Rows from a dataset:
____________________
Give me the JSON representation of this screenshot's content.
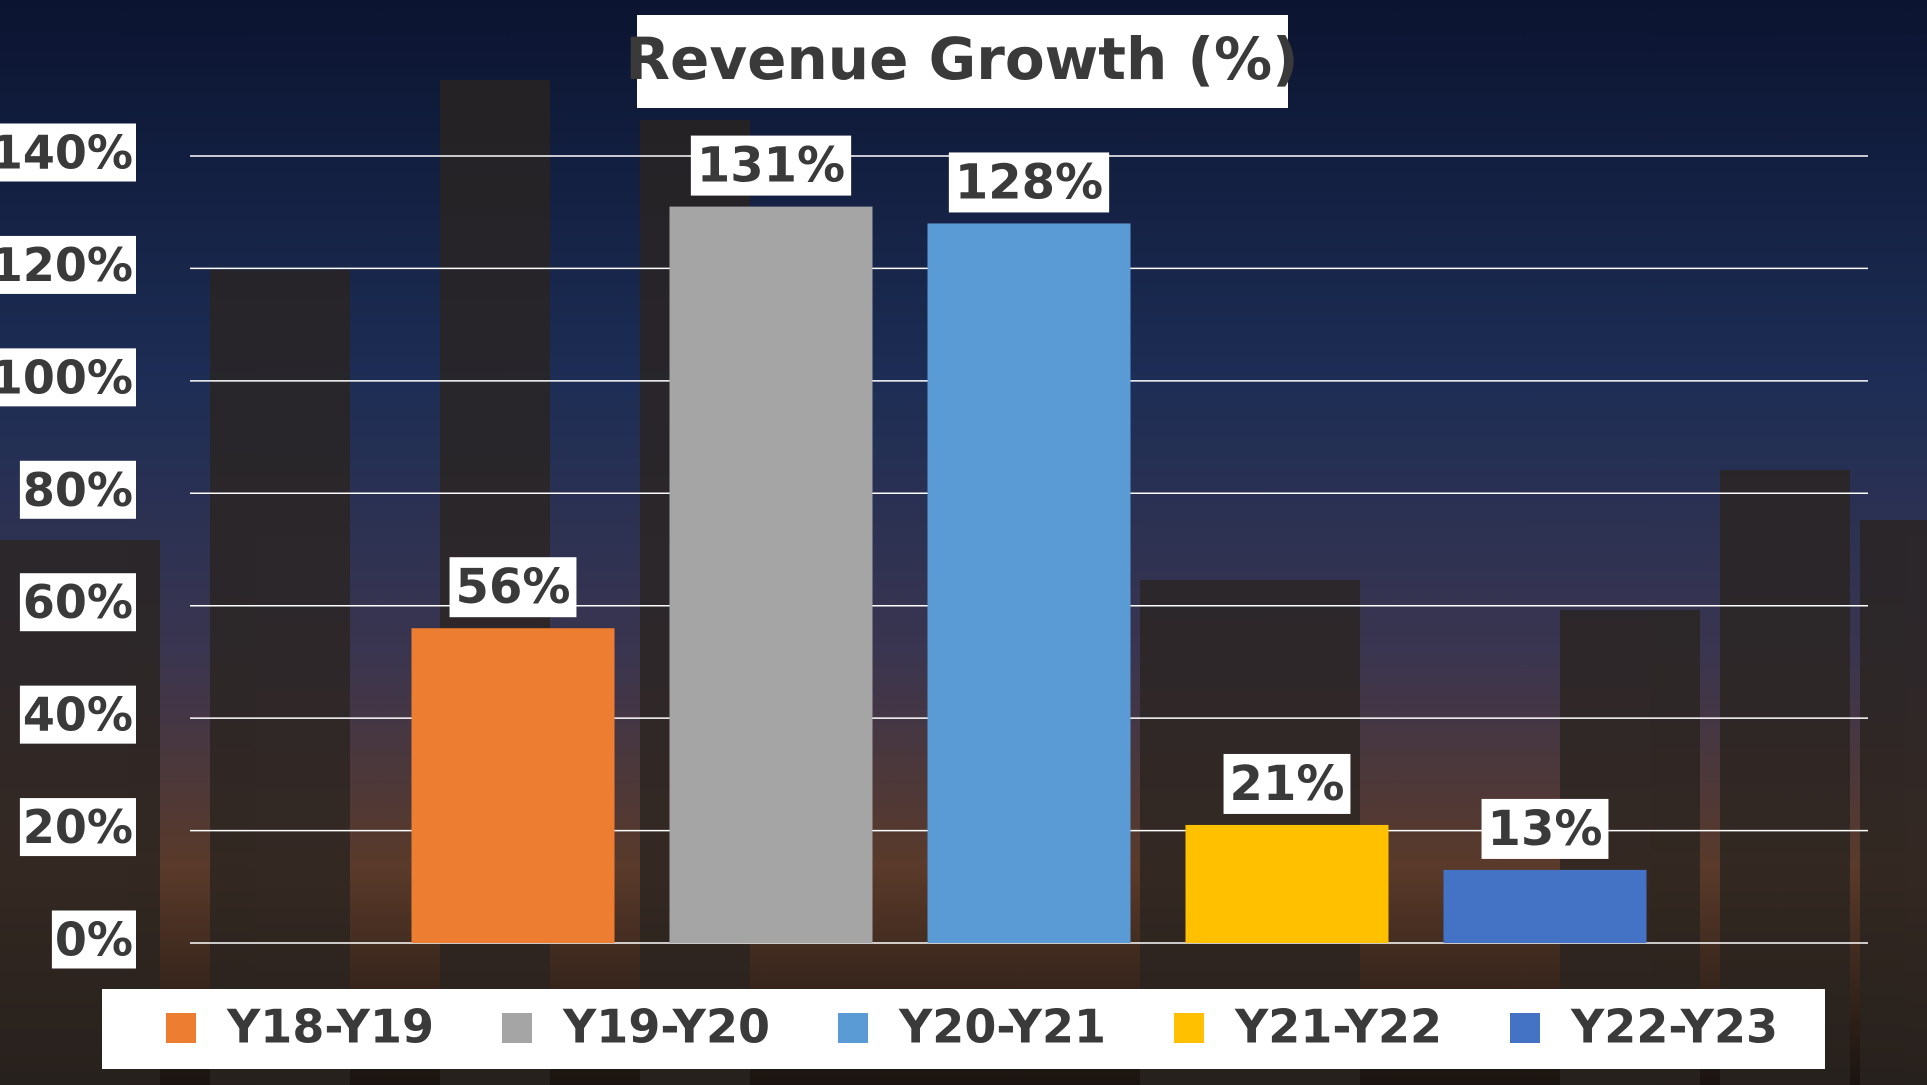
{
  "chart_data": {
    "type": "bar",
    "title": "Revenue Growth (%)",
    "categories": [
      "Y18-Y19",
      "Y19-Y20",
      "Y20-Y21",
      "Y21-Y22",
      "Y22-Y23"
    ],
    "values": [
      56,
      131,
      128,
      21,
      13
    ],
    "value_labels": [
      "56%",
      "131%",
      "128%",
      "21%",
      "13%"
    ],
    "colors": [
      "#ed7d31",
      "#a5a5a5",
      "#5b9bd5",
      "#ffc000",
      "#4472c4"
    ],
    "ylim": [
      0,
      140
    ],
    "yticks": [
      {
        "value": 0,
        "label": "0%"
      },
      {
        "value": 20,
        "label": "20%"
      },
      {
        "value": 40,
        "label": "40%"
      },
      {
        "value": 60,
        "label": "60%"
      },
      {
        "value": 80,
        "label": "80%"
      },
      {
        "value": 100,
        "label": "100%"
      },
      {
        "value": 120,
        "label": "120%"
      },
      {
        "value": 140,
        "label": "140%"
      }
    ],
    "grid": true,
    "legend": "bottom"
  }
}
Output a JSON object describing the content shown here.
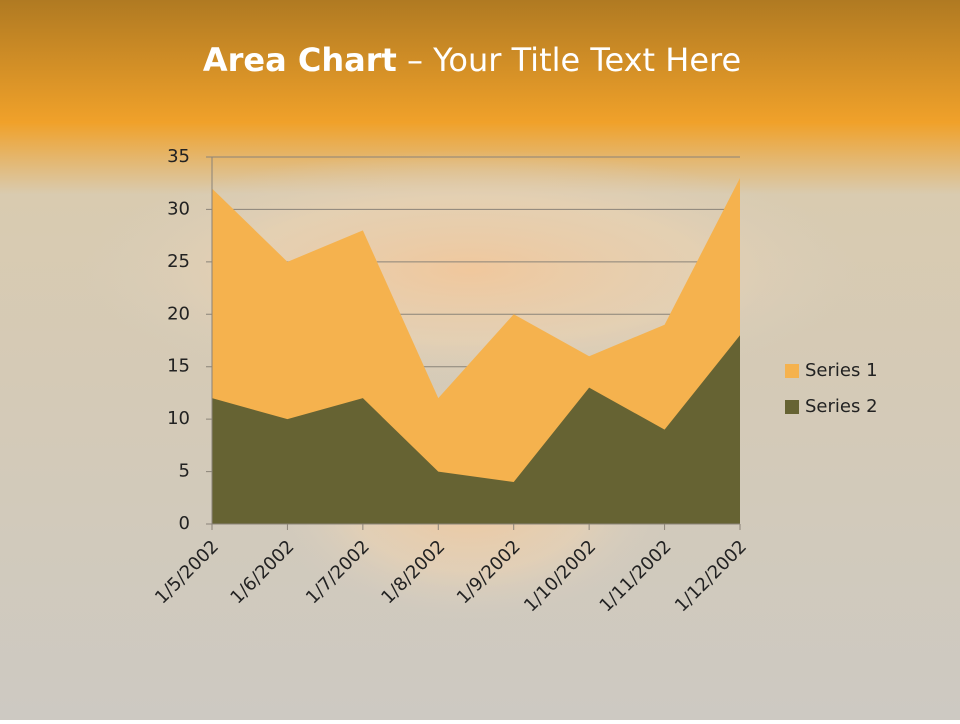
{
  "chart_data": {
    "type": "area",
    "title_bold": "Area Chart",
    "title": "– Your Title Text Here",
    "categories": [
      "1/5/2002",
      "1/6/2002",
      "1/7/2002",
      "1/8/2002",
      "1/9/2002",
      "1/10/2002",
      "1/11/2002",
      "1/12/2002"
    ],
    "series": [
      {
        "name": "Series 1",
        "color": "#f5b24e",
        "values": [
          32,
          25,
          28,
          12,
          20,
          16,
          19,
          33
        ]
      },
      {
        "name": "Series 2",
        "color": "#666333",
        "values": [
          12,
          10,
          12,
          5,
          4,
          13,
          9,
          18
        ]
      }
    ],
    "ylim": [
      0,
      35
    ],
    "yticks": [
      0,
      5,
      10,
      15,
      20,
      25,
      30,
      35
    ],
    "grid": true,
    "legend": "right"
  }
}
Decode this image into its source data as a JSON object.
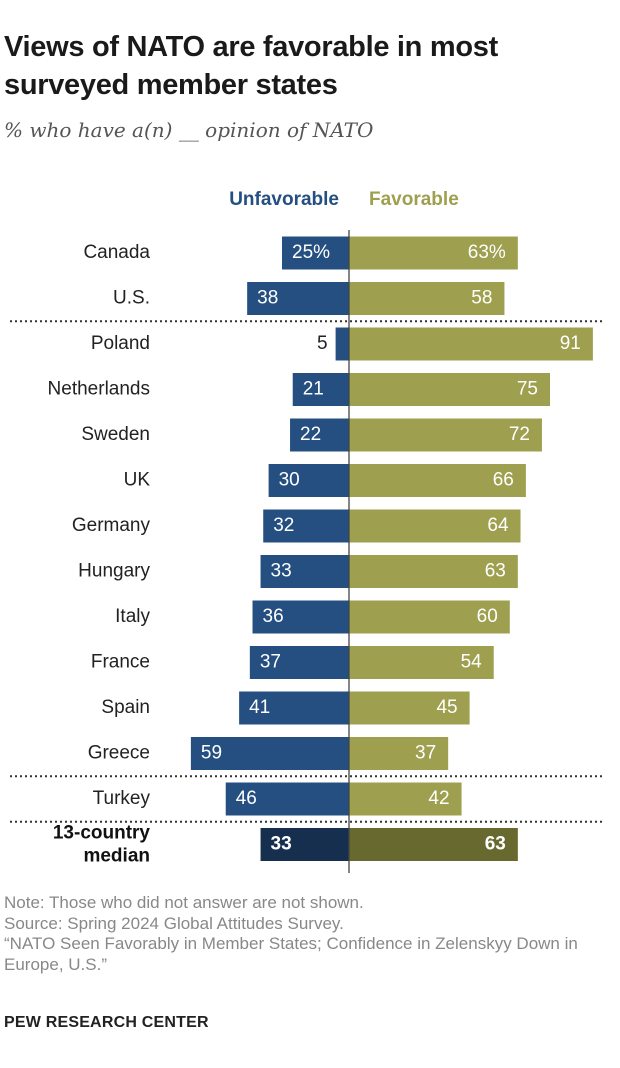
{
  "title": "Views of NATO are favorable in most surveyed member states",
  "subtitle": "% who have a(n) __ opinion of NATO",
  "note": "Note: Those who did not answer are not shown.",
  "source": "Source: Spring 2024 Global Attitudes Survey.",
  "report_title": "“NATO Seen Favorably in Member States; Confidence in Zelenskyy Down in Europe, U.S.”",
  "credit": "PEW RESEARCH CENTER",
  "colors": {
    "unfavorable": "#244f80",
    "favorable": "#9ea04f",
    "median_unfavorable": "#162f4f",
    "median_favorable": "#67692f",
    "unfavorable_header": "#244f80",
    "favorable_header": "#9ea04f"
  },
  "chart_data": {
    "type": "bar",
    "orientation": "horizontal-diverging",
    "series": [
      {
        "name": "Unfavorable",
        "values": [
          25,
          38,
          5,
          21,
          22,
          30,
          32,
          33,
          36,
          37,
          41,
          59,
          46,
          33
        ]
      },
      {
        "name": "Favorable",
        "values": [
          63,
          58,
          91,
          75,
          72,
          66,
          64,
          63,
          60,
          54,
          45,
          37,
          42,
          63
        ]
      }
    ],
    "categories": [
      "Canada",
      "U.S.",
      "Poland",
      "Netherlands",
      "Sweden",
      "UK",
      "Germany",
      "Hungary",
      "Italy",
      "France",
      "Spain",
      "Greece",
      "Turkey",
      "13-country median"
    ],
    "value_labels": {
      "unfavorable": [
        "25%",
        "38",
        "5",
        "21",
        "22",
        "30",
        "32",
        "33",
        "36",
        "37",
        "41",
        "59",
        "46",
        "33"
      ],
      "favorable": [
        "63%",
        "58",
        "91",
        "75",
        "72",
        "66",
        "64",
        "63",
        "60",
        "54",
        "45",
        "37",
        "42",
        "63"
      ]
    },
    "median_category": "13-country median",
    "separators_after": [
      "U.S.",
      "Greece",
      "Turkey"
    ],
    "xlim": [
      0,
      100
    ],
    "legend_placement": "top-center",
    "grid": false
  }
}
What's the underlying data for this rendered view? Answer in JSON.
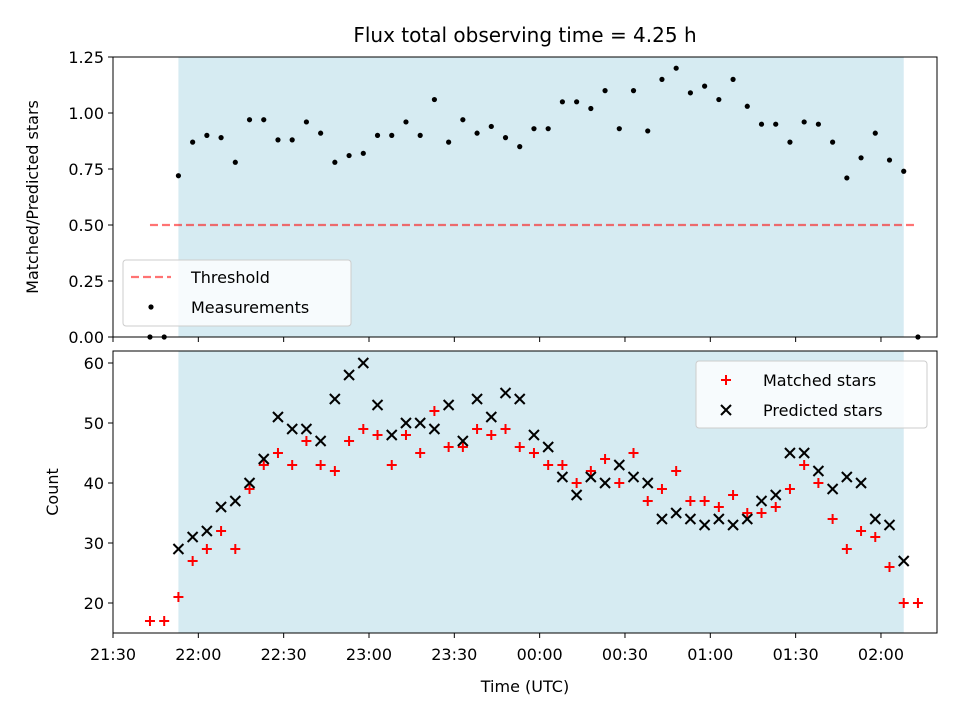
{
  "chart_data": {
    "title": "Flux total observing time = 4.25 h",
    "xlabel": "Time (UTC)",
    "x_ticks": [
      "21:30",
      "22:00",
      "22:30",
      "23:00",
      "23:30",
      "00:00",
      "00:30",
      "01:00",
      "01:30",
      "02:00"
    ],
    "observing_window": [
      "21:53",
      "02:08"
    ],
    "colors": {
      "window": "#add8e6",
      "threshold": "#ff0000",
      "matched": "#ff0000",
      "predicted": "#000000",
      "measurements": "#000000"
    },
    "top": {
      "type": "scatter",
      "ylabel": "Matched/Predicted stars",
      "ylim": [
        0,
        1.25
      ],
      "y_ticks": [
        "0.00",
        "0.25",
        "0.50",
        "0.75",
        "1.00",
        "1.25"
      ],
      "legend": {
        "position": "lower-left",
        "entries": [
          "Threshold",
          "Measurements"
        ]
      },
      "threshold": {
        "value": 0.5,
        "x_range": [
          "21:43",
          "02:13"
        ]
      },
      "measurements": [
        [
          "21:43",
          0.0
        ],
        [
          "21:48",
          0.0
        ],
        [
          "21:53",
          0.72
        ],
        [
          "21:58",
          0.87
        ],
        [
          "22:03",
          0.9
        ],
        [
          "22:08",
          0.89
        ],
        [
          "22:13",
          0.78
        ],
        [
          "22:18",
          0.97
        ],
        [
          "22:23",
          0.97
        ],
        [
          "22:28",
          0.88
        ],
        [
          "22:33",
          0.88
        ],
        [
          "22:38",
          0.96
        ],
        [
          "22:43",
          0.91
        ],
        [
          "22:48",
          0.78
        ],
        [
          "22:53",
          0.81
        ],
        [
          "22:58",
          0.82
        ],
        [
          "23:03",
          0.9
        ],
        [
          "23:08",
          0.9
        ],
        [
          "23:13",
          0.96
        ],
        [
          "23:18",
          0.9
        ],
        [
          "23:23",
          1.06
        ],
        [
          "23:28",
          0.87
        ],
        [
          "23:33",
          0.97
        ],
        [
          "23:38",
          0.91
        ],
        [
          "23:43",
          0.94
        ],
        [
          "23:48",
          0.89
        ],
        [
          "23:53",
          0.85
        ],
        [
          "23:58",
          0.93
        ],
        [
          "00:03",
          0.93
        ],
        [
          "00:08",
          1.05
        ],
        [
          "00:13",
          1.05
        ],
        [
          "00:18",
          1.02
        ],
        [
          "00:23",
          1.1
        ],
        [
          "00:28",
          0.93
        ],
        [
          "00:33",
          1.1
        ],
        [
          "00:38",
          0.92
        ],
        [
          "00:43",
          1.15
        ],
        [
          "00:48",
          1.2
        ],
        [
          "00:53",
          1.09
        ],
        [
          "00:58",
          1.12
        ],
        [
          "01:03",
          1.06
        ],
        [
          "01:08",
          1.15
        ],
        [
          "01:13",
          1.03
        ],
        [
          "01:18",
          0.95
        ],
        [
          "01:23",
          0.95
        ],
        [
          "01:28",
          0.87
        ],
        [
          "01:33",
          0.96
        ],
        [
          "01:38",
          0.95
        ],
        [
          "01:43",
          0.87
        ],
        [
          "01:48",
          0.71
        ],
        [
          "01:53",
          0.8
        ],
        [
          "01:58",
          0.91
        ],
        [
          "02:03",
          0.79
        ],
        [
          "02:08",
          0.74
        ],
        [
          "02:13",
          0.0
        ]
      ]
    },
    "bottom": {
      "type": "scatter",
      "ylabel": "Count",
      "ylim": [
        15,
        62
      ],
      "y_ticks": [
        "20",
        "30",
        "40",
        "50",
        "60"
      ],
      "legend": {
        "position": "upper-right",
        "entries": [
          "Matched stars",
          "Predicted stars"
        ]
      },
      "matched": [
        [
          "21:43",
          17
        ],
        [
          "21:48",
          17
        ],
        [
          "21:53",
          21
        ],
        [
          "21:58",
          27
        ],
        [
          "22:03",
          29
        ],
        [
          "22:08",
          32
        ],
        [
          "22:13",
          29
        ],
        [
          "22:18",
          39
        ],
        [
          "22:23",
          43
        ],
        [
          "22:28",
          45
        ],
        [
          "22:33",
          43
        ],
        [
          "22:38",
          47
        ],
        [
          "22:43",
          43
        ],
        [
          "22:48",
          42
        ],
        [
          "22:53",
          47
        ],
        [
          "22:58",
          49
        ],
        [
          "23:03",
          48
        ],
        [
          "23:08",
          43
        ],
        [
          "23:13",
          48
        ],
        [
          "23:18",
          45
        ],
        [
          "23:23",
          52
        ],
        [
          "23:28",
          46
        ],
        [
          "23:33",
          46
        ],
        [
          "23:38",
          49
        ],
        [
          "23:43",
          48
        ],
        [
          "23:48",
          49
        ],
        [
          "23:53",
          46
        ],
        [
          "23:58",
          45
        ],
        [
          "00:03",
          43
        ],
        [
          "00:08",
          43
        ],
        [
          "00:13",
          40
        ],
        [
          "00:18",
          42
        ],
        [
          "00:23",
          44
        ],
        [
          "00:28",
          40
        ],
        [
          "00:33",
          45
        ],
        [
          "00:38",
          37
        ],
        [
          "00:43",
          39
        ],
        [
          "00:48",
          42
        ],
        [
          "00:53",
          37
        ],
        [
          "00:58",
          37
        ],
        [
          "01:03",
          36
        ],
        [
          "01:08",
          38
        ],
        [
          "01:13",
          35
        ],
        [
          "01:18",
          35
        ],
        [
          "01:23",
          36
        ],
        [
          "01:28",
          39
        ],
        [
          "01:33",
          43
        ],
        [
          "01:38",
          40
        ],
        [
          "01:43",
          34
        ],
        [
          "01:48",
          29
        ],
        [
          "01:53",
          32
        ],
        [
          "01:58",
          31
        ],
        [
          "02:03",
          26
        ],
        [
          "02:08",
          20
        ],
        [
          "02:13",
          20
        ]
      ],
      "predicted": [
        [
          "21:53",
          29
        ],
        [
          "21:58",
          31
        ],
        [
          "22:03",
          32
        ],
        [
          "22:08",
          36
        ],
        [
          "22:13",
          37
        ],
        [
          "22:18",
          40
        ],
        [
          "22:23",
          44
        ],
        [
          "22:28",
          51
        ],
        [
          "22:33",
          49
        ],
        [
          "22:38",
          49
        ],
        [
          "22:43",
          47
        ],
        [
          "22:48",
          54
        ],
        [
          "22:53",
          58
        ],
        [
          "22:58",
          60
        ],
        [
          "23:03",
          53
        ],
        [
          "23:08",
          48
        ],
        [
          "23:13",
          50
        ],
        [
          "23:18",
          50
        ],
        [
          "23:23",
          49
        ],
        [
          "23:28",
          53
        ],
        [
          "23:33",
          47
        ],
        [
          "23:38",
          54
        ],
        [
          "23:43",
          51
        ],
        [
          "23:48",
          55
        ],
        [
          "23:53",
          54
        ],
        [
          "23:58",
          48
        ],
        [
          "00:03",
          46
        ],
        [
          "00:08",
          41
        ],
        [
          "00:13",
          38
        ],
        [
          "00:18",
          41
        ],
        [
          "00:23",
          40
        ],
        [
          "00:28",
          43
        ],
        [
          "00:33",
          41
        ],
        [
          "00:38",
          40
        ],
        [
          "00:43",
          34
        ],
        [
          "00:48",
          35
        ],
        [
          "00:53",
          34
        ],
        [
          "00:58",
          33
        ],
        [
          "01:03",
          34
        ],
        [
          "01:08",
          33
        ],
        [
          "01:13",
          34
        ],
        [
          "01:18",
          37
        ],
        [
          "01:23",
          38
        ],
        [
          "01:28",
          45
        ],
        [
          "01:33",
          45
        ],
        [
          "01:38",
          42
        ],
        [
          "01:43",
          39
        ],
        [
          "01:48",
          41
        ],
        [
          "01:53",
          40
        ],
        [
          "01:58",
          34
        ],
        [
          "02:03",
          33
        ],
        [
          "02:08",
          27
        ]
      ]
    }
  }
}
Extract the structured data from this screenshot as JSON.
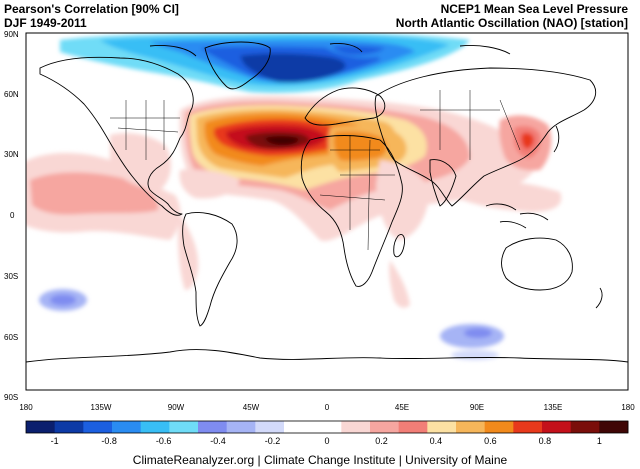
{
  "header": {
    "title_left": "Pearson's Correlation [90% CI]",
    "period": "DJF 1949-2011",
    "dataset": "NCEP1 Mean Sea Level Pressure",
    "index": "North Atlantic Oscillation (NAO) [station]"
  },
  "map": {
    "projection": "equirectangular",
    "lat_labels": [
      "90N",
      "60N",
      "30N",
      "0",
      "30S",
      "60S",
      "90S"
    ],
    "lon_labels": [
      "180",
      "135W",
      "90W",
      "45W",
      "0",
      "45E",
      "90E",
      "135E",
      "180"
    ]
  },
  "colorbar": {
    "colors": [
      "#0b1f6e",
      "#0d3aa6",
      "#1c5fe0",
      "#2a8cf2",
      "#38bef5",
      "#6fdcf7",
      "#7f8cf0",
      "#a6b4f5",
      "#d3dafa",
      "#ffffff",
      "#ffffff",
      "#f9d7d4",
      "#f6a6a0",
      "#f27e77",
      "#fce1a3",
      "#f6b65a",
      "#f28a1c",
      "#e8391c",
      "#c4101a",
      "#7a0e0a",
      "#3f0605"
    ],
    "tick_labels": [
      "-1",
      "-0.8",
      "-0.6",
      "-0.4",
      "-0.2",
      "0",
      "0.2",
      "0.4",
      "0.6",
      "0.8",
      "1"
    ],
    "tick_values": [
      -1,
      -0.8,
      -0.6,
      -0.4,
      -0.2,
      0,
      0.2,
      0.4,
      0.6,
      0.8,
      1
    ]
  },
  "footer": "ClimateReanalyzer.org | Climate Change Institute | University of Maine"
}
____________________
TASK REQUIREMENTS: Report every line containing the word "NATO" from the listing above.

WRITTEN REPLY:
  "title": "Views of NATO are favorable in most surveyed member states",
  "subtitle": "% who have a(n) __ opinion of NATO",
  "report_title": "“NATO Seen Favorably in Member States; Confidence in Zelenskyy Down in Europe, U.S.”",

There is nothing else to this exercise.